Problem to work on:
Rewrite the records below with every "Calculation window" renamed to "Analysis window", keeping everything else unchanged. Leave the picture out of your output.

Lines of data:
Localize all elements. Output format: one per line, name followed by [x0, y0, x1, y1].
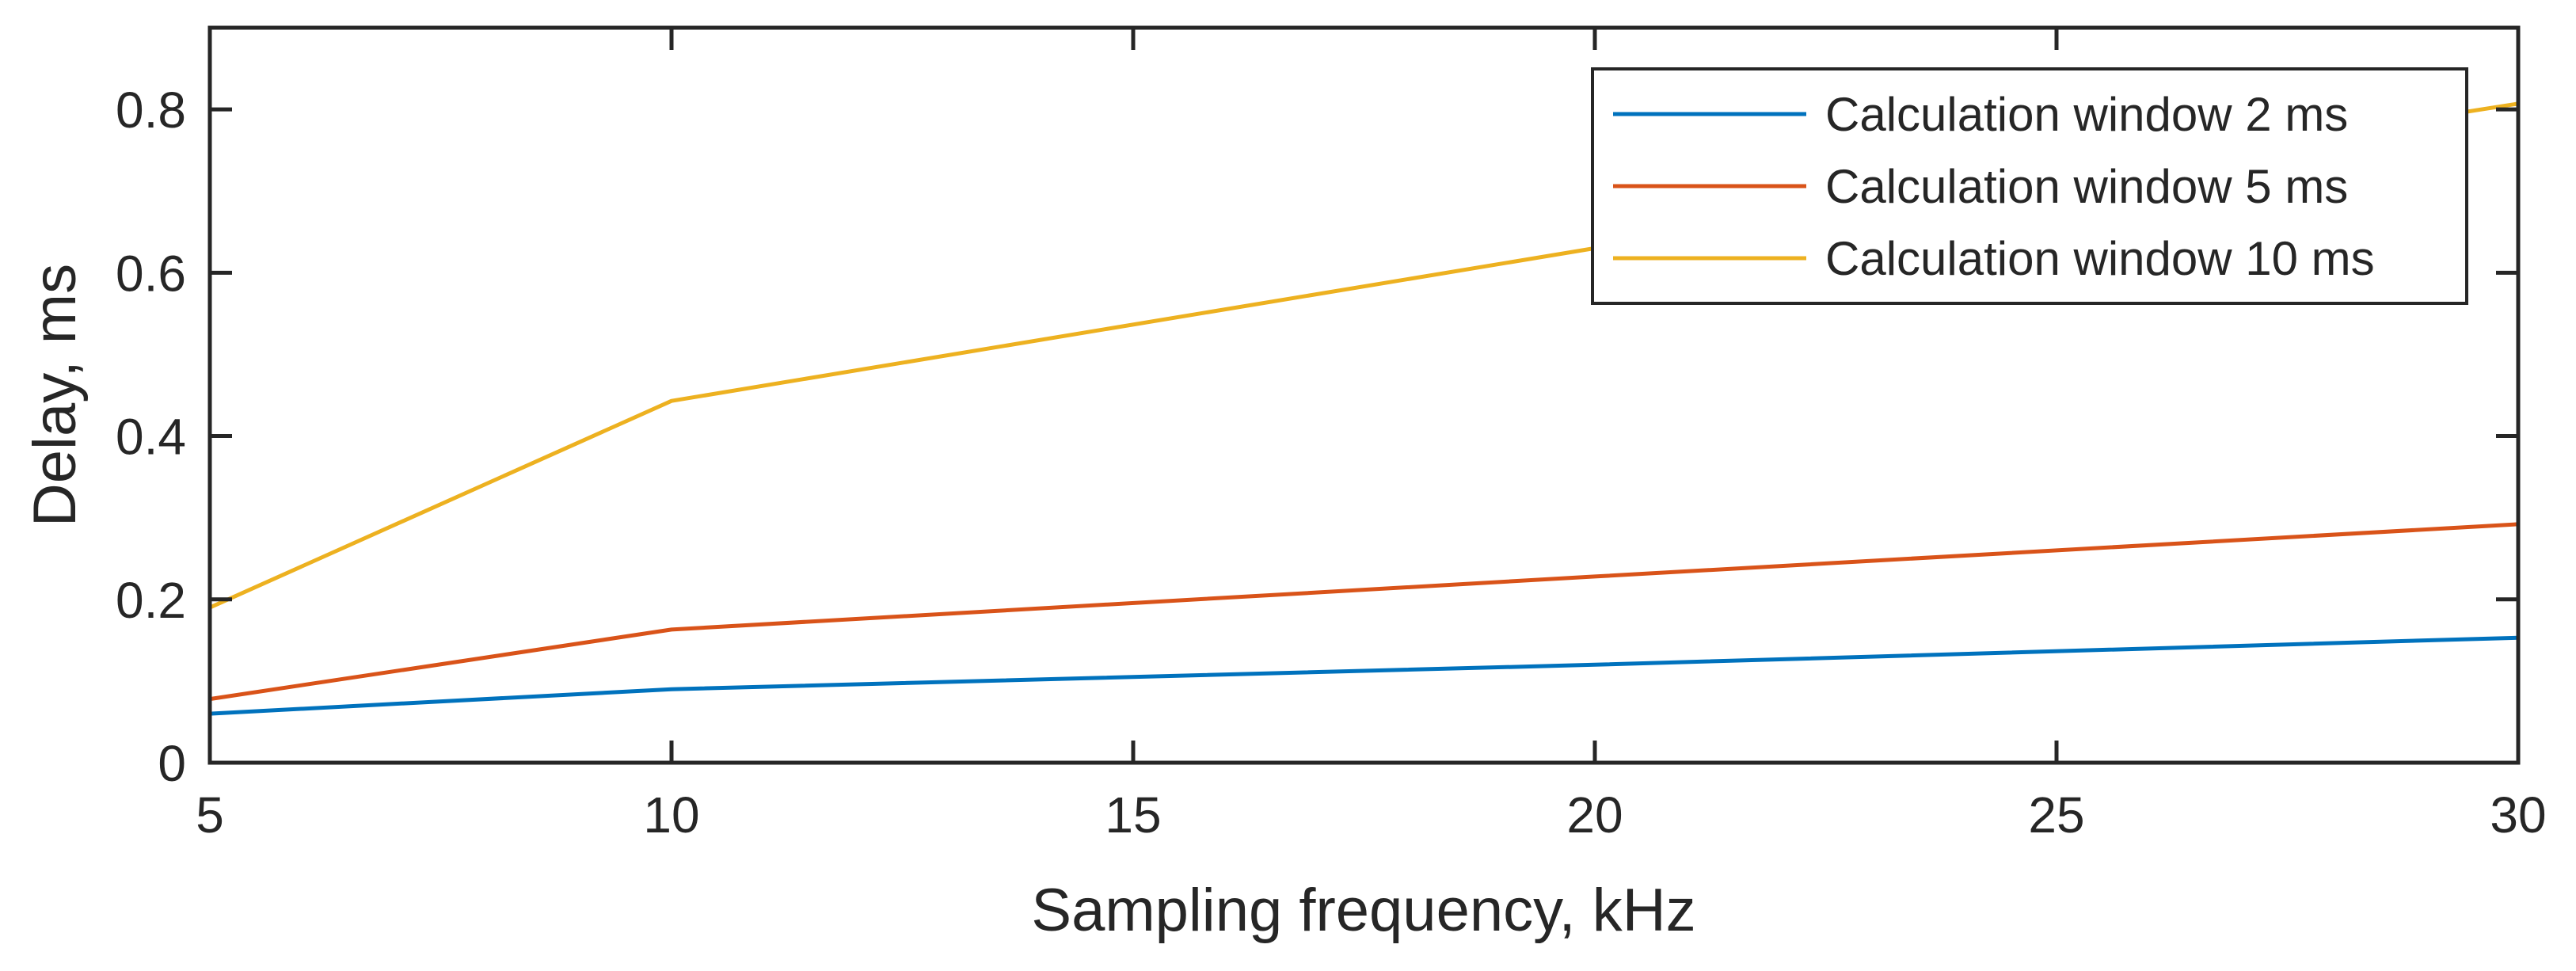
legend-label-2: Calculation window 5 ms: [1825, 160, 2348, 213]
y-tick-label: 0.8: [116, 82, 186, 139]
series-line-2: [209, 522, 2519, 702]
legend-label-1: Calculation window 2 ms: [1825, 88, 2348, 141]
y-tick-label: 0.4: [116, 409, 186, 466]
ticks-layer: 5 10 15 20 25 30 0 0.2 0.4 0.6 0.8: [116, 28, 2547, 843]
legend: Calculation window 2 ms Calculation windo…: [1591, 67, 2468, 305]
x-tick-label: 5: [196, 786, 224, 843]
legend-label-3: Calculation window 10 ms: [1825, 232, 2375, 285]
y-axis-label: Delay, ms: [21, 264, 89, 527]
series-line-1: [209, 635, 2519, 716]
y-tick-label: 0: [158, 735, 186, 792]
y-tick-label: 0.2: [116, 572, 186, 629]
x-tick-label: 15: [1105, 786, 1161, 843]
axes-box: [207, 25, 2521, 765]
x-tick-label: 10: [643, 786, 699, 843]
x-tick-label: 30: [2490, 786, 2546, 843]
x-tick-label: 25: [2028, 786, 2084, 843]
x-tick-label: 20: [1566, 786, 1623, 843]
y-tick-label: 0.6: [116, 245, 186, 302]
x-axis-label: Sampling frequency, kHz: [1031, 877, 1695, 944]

Answer to this problem:
Localize all elements. Output format: one per line, name followed by [x0, y0, x1, y1].
legend-label-2: Analysis window 5 ms: [1825, 160, 2348, 213]
y-tick-label: 0.8: [116, 82, 186, 139]
series-line-2: [209, 522, 2519, 702]
legend-label-1: Analysis window 2 ms: [1825, 88, 2348, 141]
y-tick-label: 0.4: [116, 409, 186, 466]
ticks-layer: 5 10 15 20 25 30 0 0.2 0.4 0.6 0.8: [116, 28, 2547, 843]
legend: Analysis window 2 ms Calculation windo…: [1591, 67, 2468, 305]
x-tick-label: 5: [196, 786, 224, 843]
legend-label-3: Analysis window 10 ms: [1825, 232, 2375, 285]
y-axis-label: Delay, ms: [21, 264, 89, 527]
series-line-1: [209, 635, 2519, 716]
y-tick-label: 0: [158, 735, 186, 792]
y-tick-label: 0.2: [116, 572, 186, 629]
x-tick-label: 15: [1105, 786, 1161, 843]
axes-box: [207, 25, 2521, 765]
x-tick-label: 10: [643, 786, 699, 843]
x-tick-label: 30: [2490, 786, 2546, 843]
x-tick-label: 25: [2028, 786, 2084, 843]
x-tick-label: 20: [1566, 786, 1623, 843]
y-tick-label: 0.6: [116, 245, 186, 302]
x-axis-label: Sampling frequency, kHz: [1031, 877, 1695, 944]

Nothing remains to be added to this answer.